#### INFORMATION PROVIDED

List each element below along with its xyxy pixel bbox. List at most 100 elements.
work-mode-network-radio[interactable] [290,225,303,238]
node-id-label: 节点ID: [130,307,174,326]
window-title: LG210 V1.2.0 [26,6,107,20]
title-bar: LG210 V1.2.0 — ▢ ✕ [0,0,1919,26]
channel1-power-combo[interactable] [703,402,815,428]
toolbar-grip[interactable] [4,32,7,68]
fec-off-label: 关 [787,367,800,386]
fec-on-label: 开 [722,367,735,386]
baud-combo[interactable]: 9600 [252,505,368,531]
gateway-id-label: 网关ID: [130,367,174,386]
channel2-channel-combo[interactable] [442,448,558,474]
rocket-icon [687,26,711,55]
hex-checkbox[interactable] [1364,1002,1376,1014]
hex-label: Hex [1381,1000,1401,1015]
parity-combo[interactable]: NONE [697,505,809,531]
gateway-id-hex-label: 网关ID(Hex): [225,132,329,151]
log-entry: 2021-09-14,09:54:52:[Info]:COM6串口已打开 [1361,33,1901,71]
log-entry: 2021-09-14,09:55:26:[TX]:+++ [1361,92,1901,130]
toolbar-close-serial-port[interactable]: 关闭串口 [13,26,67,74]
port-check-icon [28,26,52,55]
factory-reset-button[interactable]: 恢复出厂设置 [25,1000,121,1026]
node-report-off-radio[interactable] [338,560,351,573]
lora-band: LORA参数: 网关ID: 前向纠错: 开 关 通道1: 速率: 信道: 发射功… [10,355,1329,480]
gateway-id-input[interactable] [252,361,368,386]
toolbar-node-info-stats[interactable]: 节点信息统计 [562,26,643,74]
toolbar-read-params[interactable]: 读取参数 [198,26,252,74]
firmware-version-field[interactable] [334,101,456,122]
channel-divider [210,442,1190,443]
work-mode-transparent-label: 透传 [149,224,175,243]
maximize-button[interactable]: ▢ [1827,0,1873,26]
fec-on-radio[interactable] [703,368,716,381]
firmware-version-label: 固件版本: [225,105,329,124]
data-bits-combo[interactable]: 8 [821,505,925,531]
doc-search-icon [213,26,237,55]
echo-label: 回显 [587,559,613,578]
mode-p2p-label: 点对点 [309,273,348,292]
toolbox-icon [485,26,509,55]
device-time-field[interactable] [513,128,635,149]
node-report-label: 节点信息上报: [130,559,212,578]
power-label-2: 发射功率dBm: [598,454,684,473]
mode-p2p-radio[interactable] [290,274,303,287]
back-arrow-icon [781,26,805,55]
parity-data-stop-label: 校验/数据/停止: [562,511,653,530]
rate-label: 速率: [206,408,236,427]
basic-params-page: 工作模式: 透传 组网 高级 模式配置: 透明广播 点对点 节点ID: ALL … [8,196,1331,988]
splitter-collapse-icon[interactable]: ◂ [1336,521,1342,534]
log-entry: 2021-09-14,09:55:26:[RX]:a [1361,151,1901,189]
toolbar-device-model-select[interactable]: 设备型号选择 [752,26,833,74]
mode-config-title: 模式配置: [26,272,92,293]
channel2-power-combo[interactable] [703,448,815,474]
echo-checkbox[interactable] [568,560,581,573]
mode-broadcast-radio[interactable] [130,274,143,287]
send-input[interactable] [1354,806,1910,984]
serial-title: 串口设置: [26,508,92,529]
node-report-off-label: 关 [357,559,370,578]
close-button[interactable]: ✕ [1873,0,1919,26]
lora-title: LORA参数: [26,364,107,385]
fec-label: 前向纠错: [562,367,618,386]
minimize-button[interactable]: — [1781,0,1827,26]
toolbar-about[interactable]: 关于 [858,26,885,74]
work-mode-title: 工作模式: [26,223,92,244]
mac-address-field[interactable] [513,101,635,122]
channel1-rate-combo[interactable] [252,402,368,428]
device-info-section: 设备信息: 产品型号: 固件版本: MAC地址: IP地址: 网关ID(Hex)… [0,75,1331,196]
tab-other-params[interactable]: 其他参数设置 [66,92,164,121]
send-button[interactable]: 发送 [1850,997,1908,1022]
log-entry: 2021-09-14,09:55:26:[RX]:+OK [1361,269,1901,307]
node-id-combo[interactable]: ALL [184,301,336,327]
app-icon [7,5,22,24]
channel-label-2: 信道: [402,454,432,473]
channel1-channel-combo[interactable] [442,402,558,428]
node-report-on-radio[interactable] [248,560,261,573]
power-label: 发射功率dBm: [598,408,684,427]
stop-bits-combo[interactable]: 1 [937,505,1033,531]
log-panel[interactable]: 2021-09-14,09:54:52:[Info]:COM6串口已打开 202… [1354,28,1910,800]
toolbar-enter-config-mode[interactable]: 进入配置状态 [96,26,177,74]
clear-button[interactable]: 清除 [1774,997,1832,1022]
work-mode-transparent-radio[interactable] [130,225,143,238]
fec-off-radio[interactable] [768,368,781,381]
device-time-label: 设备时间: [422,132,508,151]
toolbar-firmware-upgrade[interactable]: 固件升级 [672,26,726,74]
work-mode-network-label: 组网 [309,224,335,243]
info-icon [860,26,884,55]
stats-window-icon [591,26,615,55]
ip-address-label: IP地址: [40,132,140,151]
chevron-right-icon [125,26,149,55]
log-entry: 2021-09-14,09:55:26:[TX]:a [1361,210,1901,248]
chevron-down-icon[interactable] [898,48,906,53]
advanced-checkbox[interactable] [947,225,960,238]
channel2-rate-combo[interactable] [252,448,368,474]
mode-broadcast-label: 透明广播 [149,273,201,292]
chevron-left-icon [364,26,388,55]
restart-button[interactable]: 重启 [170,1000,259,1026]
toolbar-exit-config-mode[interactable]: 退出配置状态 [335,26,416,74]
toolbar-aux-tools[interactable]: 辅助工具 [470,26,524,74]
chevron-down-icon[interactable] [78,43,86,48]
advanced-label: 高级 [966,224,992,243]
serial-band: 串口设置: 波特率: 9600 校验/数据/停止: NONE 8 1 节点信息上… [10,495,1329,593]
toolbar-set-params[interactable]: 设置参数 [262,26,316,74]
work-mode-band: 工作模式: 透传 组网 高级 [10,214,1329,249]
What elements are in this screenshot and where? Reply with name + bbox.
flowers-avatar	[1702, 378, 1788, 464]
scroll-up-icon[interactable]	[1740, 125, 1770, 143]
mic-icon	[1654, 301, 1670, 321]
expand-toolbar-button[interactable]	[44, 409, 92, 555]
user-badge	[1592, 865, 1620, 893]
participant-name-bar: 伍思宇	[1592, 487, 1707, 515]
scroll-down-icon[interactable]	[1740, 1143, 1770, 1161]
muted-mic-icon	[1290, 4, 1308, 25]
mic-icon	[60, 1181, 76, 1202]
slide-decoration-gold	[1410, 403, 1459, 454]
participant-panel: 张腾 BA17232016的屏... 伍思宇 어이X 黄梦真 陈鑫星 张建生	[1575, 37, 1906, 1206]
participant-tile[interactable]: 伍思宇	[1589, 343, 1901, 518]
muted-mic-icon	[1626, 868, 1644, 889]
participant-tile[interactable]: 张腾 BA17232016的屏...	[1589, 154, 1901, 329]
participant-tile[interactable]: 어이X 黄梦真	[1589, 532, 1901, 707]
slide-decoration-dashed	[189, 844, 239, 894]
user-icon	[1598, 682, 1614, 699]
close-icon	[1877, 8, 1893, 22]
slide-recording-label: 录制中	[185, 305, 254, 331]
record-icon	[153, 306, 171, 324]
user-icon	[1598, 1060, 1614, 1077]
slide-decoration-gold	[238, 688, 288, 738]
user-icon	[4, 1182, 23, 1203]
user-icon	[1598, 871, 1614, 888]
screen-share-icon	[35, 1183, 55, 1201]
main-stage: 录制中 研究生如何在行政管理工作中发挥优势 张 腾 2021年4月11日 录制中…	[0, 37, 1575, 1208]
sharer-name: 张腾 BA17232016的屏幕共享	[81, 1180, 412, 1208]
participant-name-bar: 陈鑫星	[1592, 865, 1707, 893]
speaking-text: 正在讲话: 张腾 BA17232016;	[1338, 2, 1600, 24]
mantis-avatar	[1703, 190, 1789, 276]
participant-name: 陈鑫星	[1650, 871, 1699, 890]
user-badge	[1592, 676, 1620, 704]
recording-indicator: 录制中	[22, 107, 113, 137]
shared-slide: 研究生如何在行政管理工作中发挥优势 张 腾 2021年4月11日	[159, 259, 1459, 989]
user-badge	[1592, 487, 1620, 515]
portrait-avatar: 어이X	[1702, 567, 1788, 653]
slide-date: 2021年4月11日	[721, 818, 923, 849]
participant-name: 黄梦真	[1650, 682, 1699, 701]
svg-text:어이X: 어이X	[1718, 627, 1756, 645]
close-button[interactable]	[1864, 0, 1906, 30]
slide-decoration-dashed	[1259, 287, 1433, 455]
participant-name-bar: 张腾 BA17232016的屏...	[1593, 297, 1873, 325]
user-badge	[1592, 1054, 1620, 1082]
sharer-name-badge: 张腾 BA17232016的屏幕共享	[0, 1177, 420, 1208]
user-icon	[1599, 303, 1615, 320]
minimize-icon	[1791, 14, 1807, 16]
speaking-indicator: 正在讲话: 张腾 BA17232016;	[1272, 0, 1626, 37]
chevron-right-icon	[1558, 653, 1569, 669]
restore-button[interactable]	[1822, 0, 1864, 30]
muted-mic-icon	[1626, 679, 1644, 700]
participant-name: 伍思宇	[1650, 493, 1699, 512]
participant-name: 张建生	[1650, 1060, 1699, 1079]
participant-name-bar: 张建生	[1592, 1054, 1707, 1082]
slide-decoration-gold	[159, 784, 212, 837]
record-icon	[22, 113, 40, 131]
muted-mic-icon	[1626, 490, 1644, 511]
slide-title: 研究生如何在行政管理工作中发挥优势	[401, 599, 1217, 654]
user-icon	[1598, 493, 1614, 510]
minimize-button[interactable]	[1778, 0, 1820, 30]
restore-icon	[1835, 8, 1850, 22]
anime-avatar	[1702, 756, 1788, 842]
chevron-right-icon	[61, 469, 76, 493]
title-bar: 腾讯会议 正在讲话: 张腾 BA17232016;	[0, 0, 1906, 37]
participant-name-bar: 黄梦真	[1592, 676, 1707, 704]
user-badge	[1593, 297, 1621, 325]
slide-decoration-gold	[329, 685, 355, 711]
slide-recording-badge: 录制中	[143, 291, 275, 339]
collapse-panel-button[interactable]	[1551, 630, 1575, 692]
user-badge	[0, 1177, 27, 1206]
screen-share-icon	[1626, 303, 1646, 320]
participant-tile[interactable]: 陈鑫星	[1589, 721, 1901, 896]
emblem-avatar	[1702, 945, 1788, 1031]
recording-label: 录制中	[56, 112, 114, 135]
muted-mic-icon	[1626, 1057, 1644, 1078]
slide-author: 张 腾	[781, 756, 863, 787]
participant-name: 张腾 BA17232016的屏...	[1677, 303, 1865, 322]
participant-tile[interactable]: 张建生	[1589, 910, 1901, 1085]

#### OBJECTIVE
Can you repeat every line of the listing above, verbatim, from its first line up to and including the line with "data-bits-combo[interactable]: 8 [821,505,925,531]"?

#### ANSWER FOR THIS EXERCISE
List each element below along with its xyxy pixel bbox. List at most 100 elements.
work-mode-network-radio[interactable] [290,225,303,238]
node-id-label: 节点ID: [130,307,174,326]
window-title: LG210 V1.2.0 [26,6,107,20]
title-bar: LG210 V1.2.0 — ▢ ✕ [0,0,1919,26]
channel1-power-combo[interactable] [703,402,815,428]
toolbar-grip[interactable] [4,32,7,68]
fec-off-label: 关 [787,367,800,386]
fec-on-label: 开 [722,367,735,386]
baud-combo[interactable]: 9600 [252,505,368,531]
gateway-id-label: 网关ID: [130,367,174,386]
channel2-channel-combo[interactable] [442,448,558,474]
rocket-icon [687,26,711,55]
hex-checkbox[interactable] [1364,1002,1376,1014]
hex-label: Hex [1381,1000,1401,1015]
parity-combo[interactable]: NONE [697,505,809,531]
gateway-id-hex-label: 网关ID(Hex): [225,132,329,151]
log-entry: 2021-09-14,09:54:52:[Info]:COM6串口已打开 [1361,33,1901,71]
log-entry: 2021-09-14,09:55:26:[TX]:+++ [1361,92,1901,130]
toolbar-close-serial-port[interactable]: 关闭串口 [13,26,67,74]
port-check-icon [28,26,52,55]
factory-reset-button[interactable]: 恢复出厂设置 [25,1000,121,1026]
node-report-off-radio[interactable] [338,560,351,573]
lora-band: LORA参数: 网关ID: 前向纠错: 开 关 通道1: 速率: 信道: 发射功… [10,355,1329,480]
gateway-id-input[interactable] [252,361,368,386]
toolbar-node-info-stats[interactable]: 节点信息统计 [562,26,643,74]
toolbar-read-params[interactable]: 读取参数 [198,26,252,74]
firmware-version-field[interactable] [334,101,456,122]
channel-divider [210,442,1190,443]
work-mode-transparent-label: 透传 [149,224,175,243]
maximize-button[interactable]: ▢ [1827,0,1873,26]
fec-on-radio[interactable] [703,368,716,381]
firmware-version-label: 固件版本: [225,105,329,124]
data-bits-combo[interactable]: 8 [821,505,925,531]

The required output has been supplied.